Lift out all lines below that contain "approximately".

(Saved data entries)
---*---
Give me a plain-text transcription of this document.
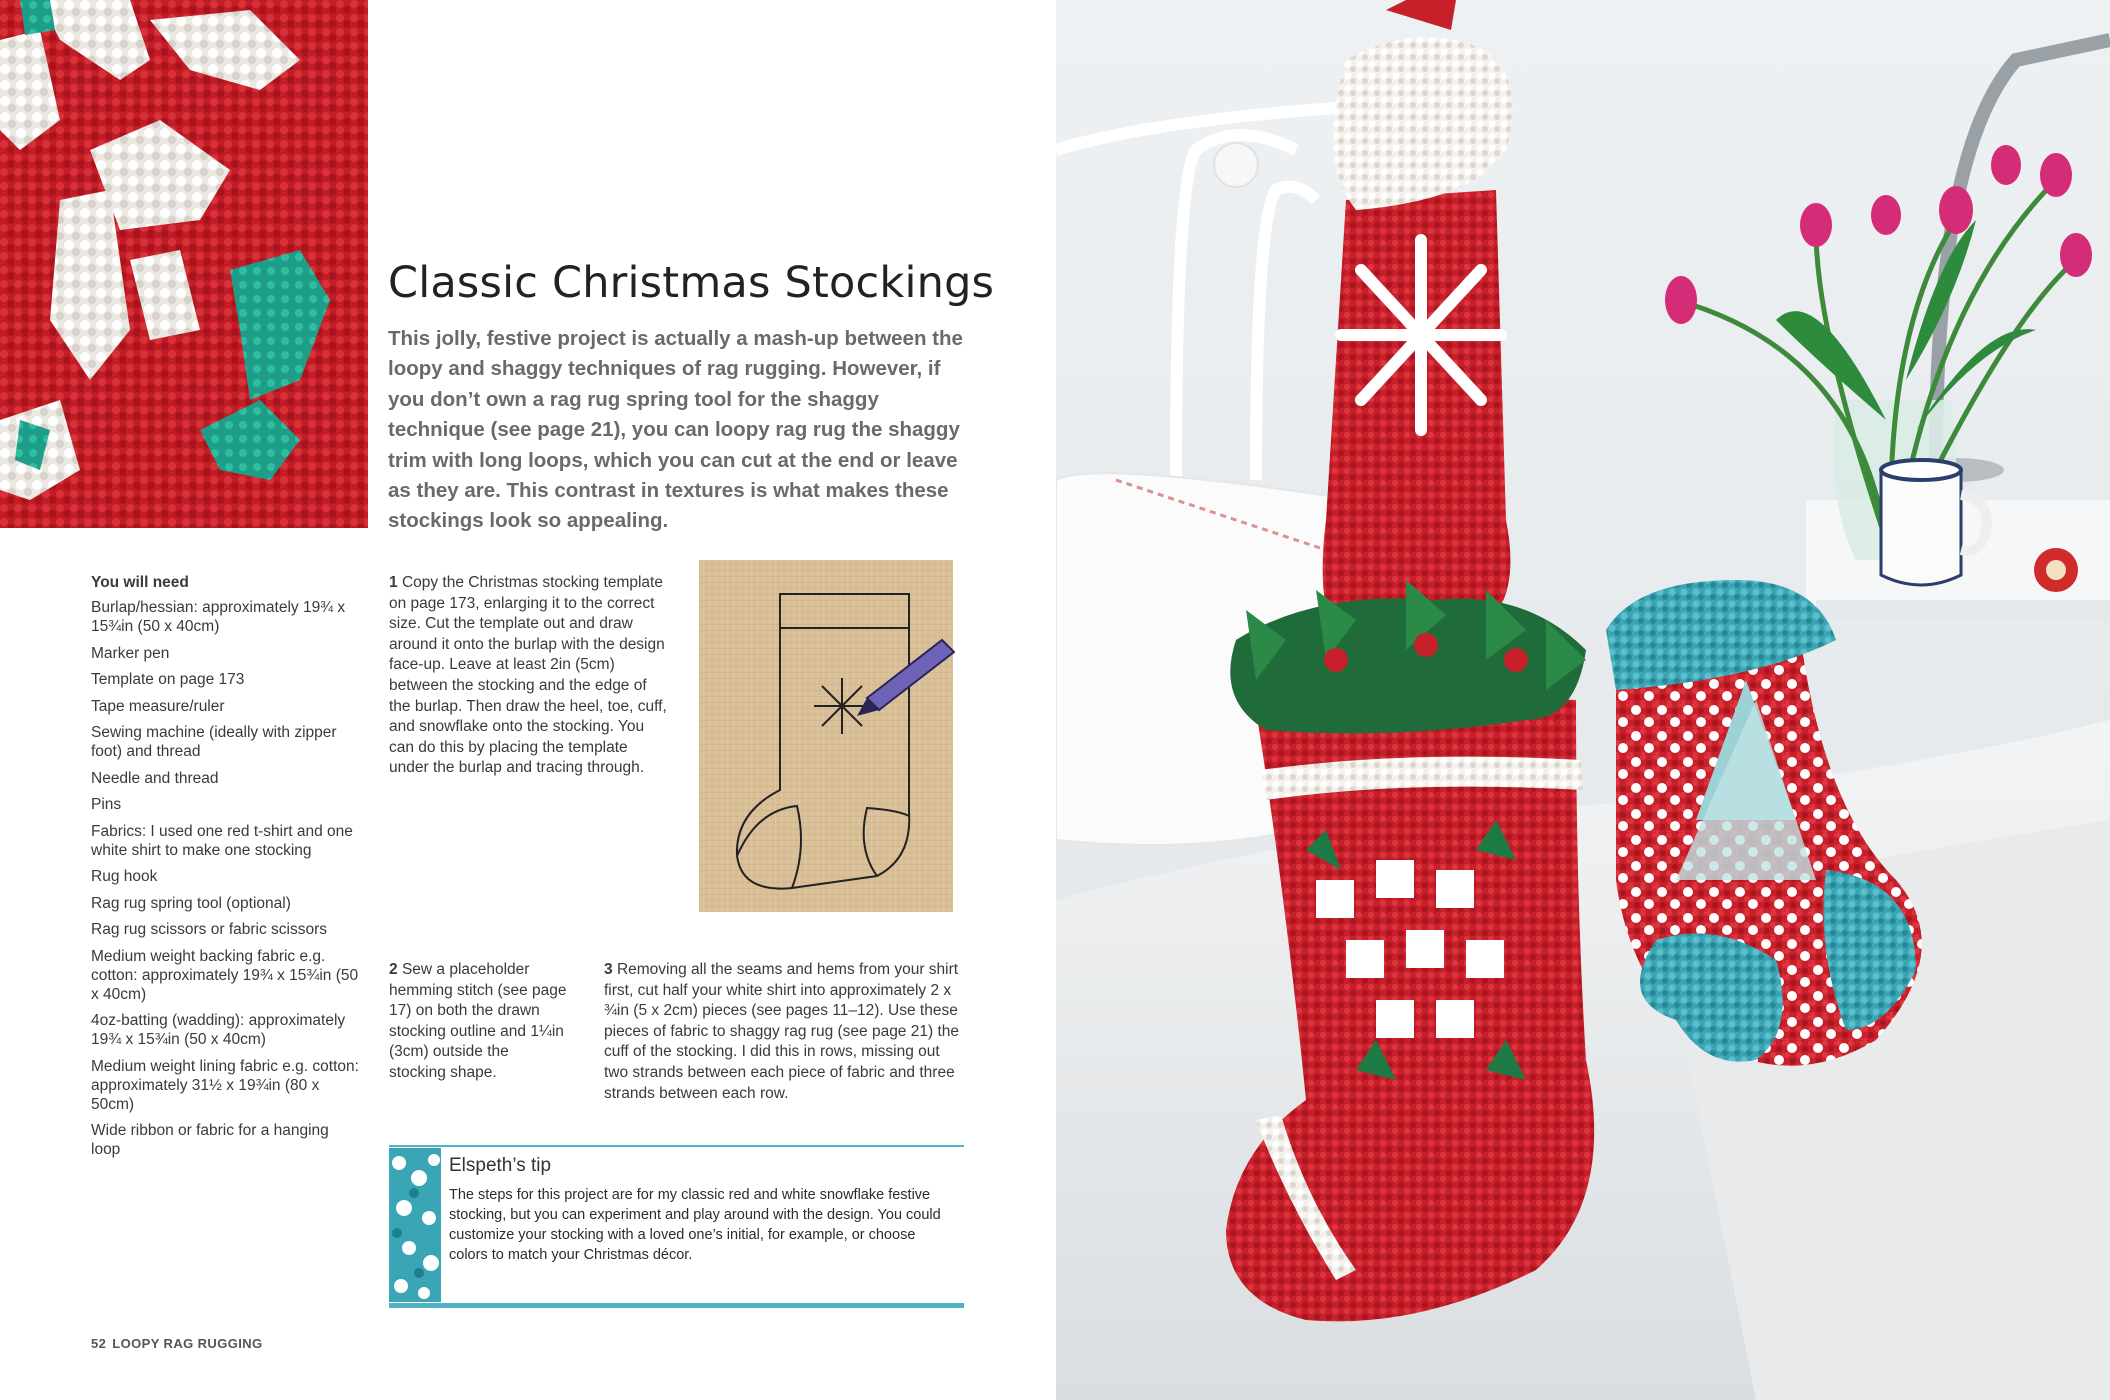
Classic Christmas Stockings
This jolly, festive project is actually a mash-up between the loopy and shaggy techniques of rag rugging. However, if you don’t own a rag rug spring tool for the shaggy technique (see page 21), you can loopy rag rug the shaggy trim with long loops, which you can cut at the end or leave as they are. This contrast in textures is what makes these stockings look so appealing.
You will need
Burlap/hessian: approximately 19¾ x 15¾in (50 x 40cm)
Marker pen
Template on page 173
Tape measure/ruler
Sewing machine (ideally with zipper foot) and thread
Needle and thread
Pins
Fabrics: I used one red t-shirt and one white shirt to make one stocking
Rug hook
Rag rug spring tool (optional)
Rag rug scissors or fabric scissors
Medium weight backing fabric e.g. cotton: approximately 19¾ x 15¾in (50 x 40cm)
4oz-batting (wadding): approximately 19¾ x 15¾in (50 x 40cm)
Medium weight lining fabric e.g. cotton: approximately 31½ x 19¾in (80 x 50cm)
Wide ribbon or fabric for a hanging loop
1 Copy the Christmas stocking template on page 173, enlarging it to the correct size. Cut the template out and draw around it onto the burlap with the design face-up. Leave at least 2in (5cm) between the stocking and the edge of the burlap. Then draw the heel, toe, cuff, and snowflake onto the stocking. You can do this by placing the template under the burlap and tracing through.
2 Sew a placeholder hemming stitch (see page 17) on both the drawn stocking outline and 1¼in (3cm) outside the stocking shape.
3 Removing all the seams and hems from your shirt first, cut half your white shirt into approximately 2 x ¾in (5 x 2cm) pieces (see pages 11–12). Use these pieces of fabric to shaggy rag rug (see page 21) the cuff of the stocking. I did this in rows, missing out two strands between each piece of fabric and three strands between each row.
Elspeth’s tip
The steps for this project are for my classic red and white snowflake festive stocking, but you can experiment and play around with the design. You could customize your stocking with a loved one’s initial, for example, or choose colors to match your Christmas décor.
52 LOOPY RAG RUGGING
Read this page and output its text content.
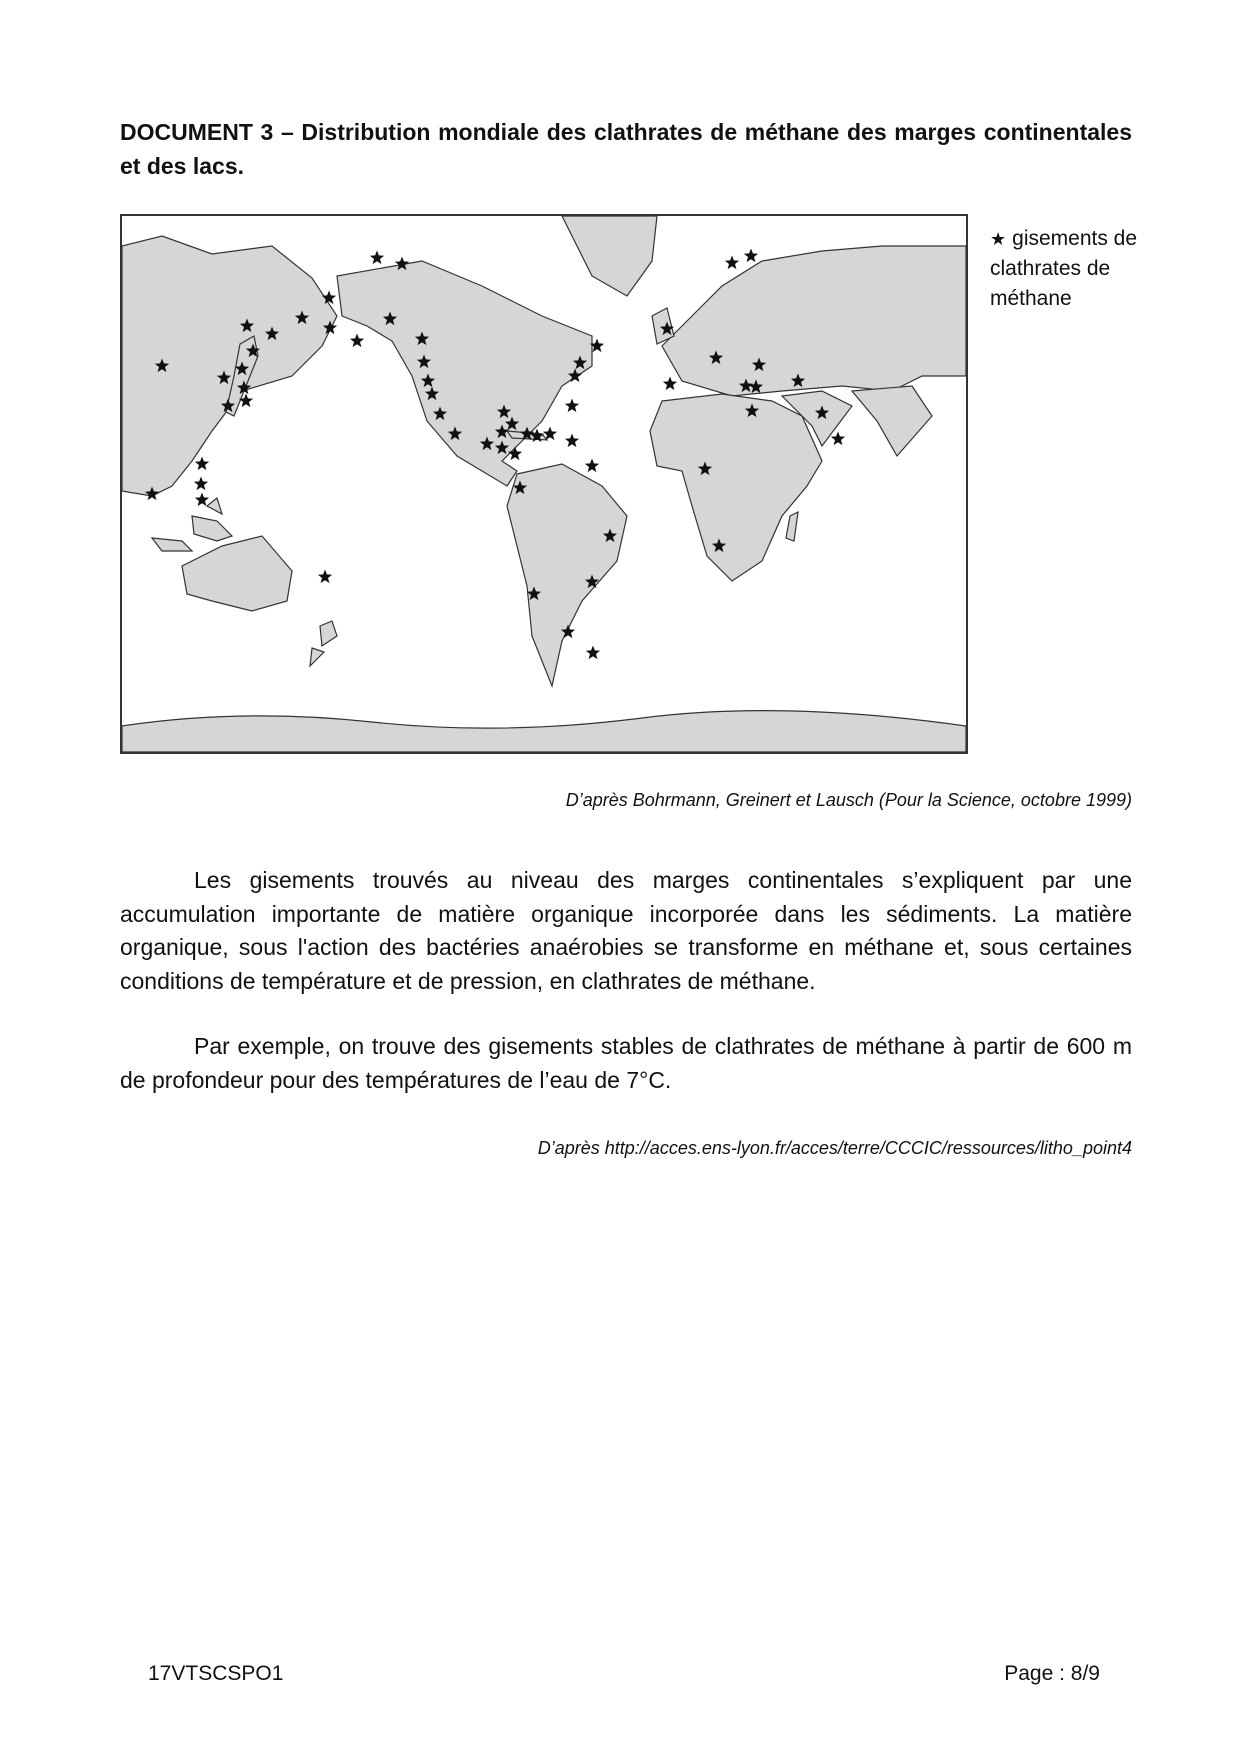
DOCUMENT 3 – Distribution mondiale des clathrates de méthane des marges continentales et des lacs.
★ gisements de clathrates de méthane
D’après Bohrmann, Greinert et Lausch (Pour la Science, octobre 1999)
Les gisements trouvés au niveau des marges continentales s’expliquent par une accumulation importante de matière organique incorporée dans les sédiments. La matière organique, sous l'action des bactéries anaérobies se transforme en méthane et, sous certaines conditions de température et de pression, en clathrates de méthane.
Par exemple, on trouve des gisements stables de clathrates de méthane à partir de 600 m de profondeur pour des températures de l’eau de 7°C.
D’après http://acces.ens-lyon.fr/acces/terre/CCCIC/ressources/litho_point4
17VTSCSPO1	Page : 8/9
---*---
- _COMPLETED TASK_:
Burlap/hessian: approximately 19¾ x 15¾in (50 x 40cm)
Medium weight backing fabric e.g. cotton: approximately 19¾ x 15¾in (50 x 40cm)
4oz-batting (wadding): approximately 19¾ x 15¾in (50 x 40cm)
Medium weight lining fabric e.g. cotton: approximately 31½ x 19¾in (80 x 50cm)
3 Removing all the seams and hems from your shirt first, cut half your white shirt into approximately 2 x ¾in (5 x 2cm) pieces (see pages 11–12). Use these pieces of fabric to shaggy rag rug (see page 21) the cuff of the stocking. I did this in rows, missing out two strands between each piece of fabric and three strands between each row.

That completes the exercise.